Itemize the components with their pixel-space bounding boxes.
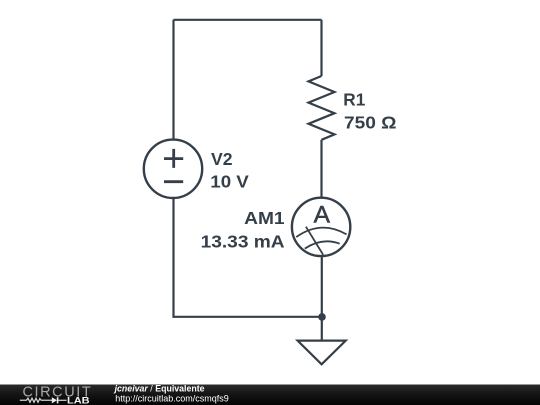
wire left vertical (top wire to V2) [172,20,174,140]
svg-text:10 V: 10 V [210,172,249,192]
voltage source V2 [144,140,202,198]
svg-text:13.33 mA: 13.33 mA [201,231,285,251]
footer author/title [114,384,205,394]
wire right vertical (top wire to R1) [320,20,322,76]
CircuitLab logo CIRCUIT [23,384,91,400]
ammeter AM1 [292,198,350,256]
label R1 [343,90,365,110]
resistor R1 [309,76,335,140]
svg-text:A: A [314,201,331,228]
footer url [115,393,229,403]
svg-text:jcneivar / Equivalente: jcneivar / Equivalente [114,384,205,394]
value 750 Ω [344,113,397,133]
wire top horizontal [174,19,322,21]
value 10 V [210,172,249,192]
junction node [318,313,326,321]
label V2 [211,149,233,169]
wire AM1 to junction [321,257,323,317]
CircuitLab logo diode [52,397,67,403]
CircuitLab logo LAB [67,395,90,405]
wire bottom horizontal [174,316,323,318]
svg-text:750 Ω: 750 Ω [344,113,397,133]
value 13.33 mA [201,231,285,251]
svg-text:R1: R1 [343,90,365,110]
wire R1 to AM1 [320,140,322,198]
svg-text:AM1: AM1 [244,208,285,228]
footer bar [0,385,540,405]
svg-text:V2: V2 [211,149,233,169]
svg-text:LAB: LAB [67,395,90,405]
ground [298,341,346,365]
wire junction to ground [321,317,323,341]
CircuitLab logo resistor zigzag [20,398,52,402]
label AM1 [244,208,285,228]
svg-text:http://circuitlab.com/csmqfs9: http://circuitlab.com/csmqfs9 [115,393,229,403]
wire left vertical (V2 to bottom wire) [172,199,174,318]
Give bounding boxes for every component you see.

· · · · ·

YOUR OBJECTIVE →
Return every line in the entries above that contains the word "text".

OUTPUT FOR THIS TASK →
svg-text:10 V: 10 V [210,172,249,192]
svg-text:13.33 mA: 13.33 mA [201,231,285,251]
svg-text:A: A [314,201,331,228]
svg-text:jcneivar / Equivalente: jcneivar / Equivalente [114,384,205,394]
svg-text:750 Ω: 750 Ω [344,113,397,133]
svg-text:R1: R1 [343,90,365,110]
svg-text:AM1: AM1 [244,208,285,228]
svg-text:V2: V2 [211,149,233,169]
svg-text:LAB: LAB [67,395,90,405]
svg-text:http://circuitlab.com/csmqfs9: http://circuitlab.com/csmqfs9 [115,393,229,403]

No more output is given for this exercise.